| MATERIAL SHOWN |
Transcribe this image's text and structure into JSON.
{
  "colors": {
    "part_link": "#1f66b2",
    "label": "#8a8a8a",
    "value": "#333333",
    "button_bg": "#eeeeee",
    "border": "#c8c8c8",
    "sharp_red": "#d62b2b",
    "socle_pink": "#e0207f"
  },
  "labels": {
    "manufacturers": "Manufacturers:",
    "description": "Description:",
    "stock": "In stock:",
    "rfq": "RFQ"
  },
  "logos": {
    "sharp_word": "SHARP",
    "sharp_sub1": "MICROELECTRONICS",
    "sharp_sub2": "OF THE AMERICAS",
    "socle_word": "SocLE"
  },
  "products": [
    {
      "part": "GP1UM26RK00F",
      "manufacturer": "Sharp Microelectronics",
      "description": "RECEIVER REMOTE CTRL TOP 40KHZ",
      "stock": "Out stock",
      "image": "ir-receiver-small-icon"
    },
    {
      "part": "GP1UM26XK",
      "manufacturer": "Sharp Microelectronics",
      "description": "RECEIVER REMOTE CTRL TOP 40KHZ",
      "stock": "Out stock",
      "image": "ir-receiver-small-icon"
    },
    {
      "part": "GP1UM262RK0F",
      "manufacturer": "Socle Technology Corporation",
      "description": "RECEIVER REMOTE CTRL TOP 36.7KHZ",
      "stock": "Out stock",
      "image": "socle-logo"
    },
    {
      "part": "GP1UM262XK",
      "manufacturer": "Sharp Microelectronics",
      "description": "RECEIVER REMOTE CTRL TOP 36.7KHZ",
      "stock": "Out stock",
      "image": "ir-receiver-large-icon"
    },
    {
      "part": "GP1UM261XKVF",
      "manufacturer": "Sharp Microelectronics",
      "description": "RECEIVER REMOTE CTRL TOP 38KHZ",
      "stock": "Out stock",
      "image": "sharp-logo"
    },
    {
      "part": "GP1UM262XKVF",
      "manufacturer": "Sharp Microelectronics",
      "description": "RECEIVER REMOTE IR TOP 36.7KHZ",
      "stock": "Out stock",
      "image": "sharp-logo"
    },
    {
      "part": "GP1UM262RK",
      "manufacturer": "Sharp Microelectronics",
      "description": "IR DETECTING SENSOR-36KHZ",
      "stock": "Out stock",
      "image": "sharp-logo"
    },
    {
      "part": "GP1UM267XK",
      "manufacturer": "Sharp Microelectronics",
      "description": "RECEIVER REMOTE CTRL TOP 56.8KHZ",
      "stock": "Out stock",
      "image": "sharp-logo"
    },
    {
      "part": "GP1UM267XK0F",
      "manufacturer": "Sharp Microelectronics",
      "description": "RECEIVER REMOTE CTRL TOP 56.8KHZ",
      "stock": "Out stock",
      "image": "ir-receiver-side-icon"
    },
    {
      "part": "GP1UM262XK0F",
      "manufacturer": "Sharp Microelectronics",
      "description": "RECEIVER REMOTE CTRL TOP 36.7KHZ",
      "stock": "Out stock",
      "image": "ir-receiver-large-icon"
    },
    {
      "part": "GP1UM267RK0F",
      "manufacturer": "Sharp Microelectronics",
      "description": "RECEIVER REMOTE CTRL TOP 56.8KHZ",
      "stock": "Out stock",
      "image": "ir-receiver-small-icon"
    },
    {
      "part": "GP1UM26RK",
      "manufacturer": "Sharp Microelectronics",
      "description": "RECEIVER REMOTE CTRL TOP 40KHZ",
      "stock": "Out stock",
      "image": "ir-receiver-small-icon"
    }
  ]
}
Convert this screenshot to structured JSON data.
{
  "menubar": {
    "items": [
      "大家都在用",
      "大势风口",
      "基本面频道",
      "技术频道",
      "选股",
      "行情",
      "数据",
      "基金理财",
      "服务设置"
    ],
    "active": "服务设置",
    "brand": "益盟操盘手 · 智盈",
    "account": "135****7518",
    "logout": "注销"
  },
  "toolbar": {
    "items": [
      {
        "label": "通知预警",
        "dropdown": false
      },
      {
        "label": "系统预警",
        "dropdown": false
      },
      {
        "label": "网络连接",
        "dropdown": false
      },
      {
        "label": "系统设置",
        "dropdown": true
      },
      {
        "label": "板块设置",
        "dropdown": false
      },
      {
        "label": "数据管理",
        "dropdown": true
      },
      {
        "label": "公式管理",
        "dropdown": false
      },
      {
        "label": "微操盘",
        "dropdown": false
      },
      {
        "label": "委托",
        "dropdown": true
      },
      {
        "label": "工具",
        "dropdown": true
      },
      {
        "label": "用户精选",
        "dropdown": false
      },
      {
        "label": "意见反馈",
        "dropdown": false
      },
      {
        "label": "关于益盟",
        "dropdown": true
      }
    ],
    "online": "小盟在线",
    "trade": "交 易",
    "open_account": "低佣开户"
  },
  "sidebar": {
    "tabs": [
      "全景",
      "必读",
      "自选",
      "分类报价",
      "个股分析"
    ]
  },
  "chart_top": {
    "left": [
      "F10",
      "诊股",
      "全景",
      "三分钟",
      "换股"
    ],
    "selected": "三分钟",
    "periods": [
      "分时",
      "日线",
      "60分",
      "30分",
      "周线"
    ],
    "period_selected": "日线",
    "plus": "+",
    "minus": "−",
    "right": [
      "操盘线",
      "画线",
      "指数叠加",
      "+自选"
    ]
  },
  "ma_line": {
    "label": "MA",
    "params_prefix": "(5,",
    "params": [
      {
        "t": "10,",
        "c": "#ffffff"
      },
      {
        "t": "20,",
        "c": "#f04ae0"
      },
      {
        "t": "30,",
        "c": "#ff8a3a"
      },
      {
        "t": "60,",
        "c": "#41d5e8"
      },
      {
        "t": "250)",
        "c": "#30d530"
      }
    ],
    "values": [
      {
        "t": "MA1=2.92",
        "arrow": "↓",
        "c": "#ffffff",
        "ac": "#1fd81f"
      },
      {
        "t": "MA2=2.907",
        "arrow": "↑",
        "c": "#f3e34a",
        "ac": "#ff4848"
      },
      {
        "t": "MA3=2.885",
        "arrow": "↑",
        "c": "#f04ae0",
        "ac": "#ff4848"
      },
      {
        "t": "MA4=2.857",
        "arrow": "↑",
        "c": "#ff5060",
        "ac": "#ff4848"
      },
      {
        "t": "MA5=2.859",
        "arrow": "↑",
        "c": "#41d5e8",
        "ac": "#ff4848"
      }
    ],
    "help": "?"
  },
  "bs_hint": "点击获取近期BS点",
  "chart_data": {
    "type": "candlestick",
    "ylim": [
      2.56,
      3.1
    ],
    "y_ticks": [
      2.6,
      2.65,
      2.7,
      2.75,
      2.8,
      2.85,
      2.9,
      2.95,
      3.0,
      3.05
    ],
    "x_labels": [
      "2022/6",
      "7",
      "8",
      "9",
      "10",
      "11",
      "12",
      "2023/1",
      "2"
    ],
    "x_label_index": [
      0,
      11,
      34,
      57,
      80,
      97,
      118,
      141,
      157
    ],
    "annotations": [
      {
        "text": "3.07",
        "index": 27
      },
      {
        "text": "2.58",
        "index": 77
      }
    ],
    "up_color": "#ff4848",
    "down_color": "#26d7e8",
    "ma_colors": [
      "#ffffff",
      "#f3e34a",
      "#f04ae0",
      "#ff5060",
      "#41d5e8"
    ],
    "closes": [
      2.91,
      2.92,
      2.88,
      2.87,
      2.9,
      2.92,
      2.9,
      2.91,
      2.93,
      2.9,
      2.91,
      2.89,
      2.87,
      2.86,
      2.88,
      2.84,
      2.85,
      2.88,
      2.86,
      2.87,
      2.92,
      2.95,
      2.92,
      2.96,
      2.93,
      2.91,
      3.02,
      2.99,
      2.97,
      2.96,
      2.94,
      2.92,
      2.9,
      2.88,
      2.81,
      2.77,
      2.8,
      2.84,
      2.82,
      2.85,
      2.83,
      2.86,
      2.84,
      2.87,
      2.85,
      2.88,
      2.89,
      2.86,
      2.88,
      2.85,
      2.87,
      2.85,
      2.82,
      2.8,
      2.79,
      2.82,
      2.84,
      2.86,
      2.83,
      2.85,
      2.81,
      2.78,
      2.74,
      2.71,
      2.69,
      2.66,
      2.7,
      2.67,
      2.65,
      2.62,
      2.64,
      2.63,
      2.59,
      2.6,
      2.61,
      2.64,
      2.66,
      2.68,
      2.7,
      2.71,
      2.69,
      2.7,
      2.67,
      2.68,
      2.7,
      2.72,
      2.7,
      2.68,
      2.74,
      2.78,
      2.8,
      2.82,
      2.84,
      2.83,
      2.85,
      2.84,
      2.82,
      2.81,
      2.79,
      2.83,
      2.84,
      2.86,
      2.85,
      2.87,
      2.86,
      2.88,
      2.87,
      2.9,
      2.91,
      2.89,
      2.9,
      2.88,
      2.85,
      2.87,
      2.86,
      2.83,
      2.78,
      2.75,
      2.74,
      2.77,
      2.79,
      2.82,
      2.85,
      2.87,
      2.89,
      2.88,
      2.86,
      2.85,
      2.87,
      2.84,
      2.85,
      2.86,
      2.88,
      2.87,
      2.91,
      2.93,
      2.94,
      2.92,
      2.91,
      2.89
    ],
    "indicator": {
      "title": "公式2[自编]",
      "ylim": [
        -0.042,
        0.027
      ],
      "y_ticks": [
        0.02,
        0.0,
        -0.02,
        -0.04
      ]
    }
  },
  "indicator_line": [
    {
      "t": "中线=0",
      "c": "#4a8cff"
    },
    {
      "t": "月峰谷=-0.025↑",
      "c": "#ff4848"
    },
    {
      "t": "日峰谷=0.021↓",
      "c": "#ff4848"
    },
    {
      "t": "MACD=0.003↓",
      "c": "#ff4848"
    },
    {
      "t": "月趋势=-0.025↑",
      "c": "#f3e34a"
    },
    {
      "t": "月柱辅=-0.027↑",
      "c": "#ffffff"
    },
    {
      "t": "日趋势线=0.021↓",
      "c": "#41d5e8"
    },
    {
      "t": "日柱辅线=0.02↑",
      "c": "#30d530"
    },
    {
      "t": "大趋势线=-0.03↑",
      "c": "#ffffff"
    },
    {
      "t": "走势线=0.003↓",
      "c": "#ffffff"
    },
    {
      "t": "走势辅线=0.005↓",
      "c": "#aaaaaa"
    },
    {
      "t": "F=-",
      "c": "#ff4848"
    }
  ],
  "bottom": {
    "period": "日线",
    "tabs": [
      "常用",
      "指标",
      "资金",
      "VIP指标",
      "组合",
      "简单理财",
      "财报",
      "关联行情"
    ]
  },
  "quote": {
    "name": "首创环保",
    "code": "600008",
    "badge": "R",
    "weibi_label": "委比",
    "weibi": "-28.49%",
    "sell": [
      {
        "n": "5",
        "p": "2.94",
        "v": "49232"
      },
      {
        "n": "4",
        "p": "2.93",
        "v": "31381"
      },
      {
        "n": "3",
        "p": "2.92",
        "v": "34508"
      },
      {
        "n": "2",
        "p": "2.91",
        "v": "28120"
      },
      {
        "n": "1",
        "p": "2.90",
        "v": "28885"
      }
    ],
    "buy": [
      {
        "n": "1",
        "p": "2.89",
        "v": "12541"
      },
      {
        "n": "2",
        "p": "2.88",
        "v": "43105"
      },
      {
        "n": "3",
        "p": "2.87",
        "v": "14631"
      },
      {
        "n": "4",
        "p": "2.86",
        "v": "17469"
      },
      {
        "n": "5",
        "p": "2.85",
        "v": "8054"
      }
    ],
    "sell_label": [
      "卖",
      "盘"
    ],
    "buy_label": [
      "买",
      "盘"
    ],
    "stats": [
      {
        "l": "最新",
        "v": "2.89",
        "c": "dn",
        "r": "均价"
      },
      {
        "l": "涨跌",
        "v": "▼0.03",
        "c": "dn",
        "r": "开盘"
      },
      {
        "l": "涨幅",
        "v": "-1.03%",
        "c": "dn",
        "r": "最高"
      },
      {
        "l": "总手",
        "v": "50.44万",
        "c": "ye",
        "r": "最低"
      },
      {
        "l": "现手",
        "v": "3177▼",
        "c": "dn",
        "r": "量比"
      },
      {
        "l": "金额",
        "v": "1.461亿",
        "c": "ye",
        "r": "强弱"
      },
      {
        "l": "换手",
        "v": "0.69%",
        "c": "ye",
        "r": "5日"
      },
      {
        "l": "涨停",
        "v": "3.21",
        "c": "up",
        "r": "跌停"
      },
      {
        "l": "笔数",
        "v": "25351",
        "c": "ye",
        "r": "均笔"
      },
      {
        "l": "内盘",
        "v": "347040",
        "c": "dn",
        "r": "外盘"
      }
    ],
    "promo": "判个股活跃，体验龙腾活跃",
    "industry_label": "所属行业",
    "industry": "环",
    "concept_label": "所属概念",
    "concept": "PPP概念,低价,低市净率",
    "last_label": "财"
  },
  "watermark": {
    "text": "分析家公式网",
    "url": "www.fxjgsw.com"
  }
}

| WHAT YOU NEED TO DO |
Note each line of the entries that has "this" in it, and copy those lines.

| EXERCISE RESPONSE |
Transcribe this image's text and structure into JSON.
Convert this screenshot to structured JSON data.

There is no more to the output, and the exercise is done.